- **TASK BRIEF**
Quote the whole listing exactly. Leave the pictures out of your copy.
━━━━━ RECORDS FOR THIS TASK ━━━━━
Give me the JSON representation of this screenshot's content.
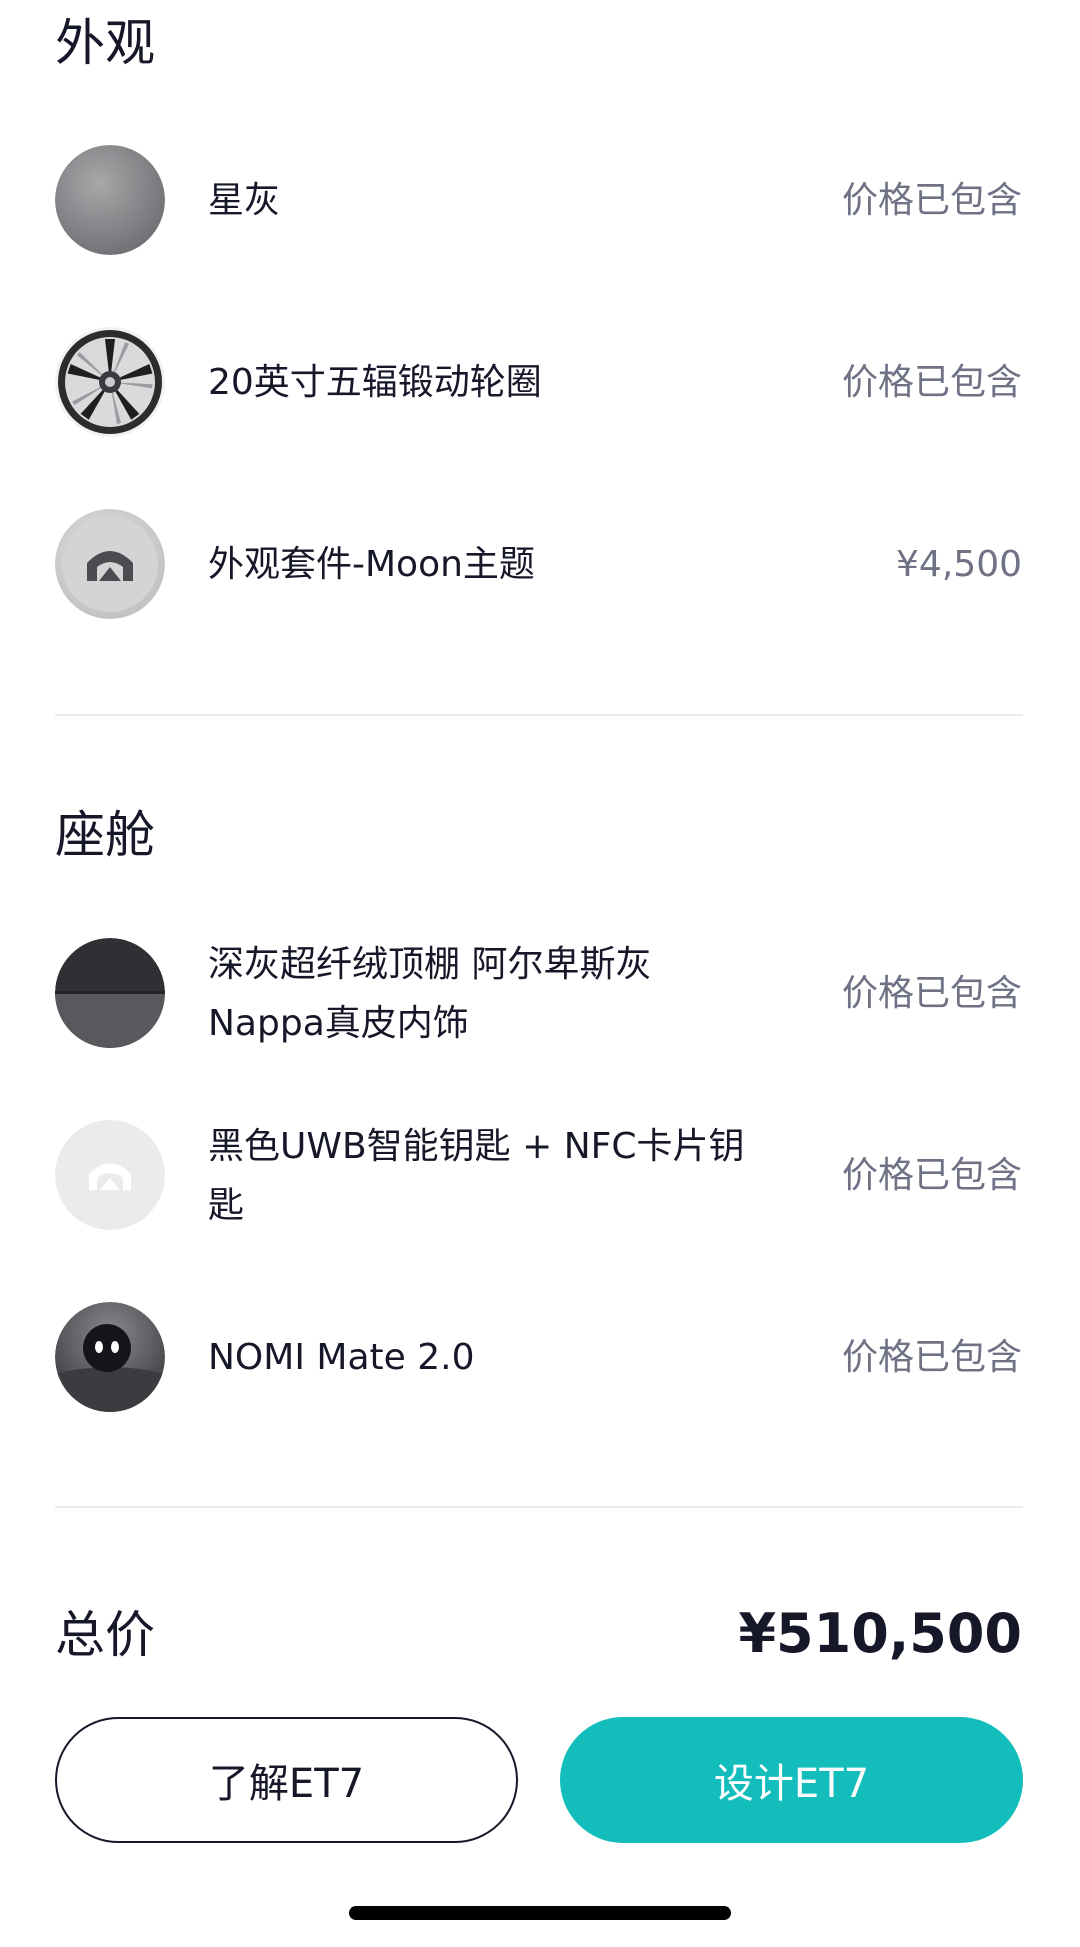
{
  "exterior": {
    "title": "外观",
    "items": [
      {
        "label": "星灰",
        "price": "价格已包含",
        "icon": "star-gray-swatch-icon"
      },
      {
        "label": "20英寸五辐锻动轮圈",
        "price": "价格已包含",
        "icon": "wheel-icon"
      },
      {
        "label": "外观套件-Moon主题",
        "price": "¥4,500",
        "icon": "moon-theme-icon"
      }
    ]
  },
  "cabin": {
    "title": "座舱",
    "items": [
      {
        "label": "深灰超纤绒顶棚 阿尔卑斯灰 Nappa真皮内饰",
        "price": "价格已包含",
        "icon": "interior-swatch-icon"
      },
      {
        "label": "黑色UWB智能钥匙 + NFC卡片钥匙",
        "price": "价格已包含",
        "icon": "smart-key-icon"
      },
      {
        "label": "NOMI Mate 2.0",
        "price": "价格已包含",
        "icon": "nomi-icon"
      }
    ]
  },
  "total": {
    "label": "总价",
    "value": "¥510,500"
  },
  "actions": {
    "learn_label": "了解ET7",
    "design_label": "设计ET7"
  },
  "colors": {
    "accent": "#12bdbb",
    "text": "#16182a",
    "muted": "#6f7284",
    "divider": "#e8eaef"
  }
}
━━━━━
- **REPLY**
Give me the JSON representation of this screenshot's content.
{
  "exterior": {
    "title": "外观",
    "items": [
      {
        "label": "星灰",
        "price": "价格已包含",
        "icon": "star-gray-swatch-icon"
      },
      {
        "label": "20英寸五辐锻动轮圈",
        "price": "价格已包含",
        "icon": "wheel-icon"
      },
      {
        "label": "外观套件-Moon主题",
        "price": "¥4,500",
        "icon": "moon-theme-icon"
      }
    ]
  },
  "cabin": {
    "title": "座舱",
    "items": [
      {
        "label": "深灰超纤绒顶棚 阿尔卑斯灰 Nappa真皮内饰",
        "price": "价格已包含",
        "icon": "interior-swatch-icon"
      },
      {
        "label": "黑色UWB智能钥匙 + NFC卡片钥匙",
        "price": "价格已包含",
        "icon": "smart-key-icon"
      },
      {
        "label": "NOMI Mate 2.0",
        "price": "价格已包含",
        "icon": "nomi-icon"
      }
    ]
  },
  "total": {
    "label": "总价",
    "value": "¥510,500"
  },
  "actions": {
    "learn_label": "了解ET7",
    "design_label": "设计ET7"
  },
  "colors": {
    "accent": "#12bdbb",
    "text": "#16182a",
    "muted": "#6f7284",
    "divider": "#e8eaef"
  }
}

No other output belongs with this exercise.